_EXERCISE AIM_
Find each line with the word "скорее" and copy it.
··········
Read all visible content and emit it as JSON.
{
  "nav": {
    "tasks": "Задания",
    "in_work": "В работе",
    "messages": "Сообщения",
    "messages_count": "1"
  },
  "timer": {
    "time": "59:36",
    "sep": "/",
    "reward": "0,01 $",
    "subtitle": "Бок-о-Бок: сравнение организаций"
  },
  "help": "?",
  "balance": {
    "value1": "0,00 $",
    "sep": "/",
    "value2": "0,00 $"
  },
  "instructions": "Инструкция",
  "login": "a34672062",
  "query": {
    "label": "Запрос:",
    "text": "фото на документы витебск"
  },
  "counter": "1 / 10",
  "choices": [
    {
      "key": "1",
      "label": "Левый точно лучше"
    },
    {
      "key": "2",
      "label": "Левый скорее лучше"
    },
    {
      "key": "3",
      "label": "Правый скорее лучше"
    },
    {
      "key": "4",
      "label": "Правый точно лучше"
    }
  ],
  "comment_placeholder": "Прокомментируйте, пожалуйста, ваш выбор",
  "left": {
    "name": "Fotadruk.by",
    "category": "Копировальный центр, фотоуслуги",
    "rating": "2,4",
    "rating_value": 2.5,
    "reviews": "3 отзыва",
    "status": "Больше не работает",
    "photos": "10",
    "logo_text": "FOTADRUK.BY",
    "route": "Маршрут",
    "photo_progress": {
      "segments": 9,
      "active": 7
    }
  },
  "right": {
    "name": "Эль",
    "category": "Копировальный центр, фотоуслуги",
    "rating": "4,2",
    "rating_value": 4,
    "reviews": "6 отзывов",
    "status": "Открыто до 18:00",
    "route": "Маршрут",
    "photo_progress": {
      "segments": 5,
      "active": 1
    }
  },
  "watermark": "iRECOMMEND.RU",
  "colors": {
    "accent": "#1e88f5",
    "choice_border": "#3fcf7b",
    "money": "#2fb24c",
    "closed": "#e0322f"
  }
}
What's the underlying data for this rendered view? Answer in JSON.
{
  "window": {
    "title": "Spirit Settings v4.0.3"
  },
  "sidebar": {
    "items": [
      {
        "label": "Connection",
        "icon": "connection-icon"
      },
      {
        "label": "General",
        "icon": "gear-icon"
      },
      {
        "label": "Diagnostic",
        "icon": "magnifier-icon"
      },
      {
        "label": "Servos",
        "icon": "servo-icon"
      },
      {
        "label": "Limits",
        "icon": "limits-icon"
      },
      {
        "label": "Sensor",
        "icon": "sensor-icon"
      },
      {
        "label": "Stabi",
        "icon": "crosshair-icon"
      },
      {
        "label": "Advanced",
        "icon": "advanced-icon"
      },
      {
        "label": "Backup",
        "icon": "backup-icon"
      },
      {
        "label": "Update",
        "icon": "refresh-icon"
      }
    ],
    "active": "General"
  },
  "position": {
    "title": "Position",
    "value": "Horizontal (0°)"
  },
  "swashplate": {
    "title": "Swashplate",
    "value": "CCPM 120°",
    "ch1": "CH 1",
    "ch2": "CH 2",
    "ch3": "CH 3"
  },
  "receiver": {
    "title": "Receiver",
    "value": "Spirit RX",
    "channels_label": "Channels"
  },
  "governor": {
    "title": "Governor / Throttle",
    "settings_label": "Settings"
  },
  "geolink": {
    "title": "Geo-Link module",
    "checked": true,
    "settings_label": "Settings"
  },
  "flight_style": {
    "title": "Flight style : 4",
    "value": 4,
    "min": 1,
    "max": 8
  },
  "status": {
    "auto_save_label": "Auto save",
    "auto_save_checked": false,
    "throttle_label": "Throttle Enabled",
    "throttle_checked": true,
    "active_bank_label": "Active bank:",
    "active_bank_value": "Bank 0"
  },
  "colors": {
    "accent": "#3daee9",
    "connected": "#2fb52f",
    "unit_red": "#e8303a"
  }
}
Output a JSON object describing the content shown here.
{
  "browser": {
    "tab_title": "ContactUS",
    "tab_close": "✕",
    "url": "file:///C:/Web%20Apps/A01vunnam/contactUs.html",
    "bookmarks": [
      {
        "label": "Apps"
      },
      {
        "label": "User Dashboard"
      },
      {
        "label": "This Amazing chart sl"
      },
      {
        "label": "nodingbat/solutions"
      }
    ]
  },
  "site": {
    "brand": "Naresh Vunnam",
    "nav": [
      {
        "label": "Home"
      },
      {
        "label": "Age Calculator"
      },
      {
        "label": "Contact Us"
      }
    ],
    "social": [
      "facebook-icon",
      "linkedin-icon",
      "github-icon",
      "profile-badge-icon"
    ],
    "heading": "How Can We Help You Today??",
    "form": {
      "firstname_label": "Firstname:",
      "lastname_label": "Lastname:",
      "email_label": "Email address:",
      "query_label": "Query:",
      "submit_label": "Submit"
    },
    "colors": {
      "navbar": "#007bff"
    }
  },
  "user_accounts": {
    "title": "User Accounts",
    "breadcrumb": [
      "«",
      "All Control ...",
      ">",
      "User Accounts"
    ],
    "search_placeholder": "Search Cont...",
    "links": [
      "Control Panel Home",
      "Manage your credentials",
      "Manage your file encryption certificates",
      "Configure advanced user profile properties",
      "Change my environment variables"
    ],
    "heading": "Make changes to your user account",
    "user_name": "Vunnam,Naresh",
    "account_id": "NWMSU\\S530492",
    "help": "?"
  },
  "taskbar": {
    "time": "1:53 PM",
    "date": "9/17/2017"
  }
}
··········
_RESPONSE FOR THIS EXERCISE_
      "label": "Левый скорее лучше"
      "label": "Правый скорее лучше"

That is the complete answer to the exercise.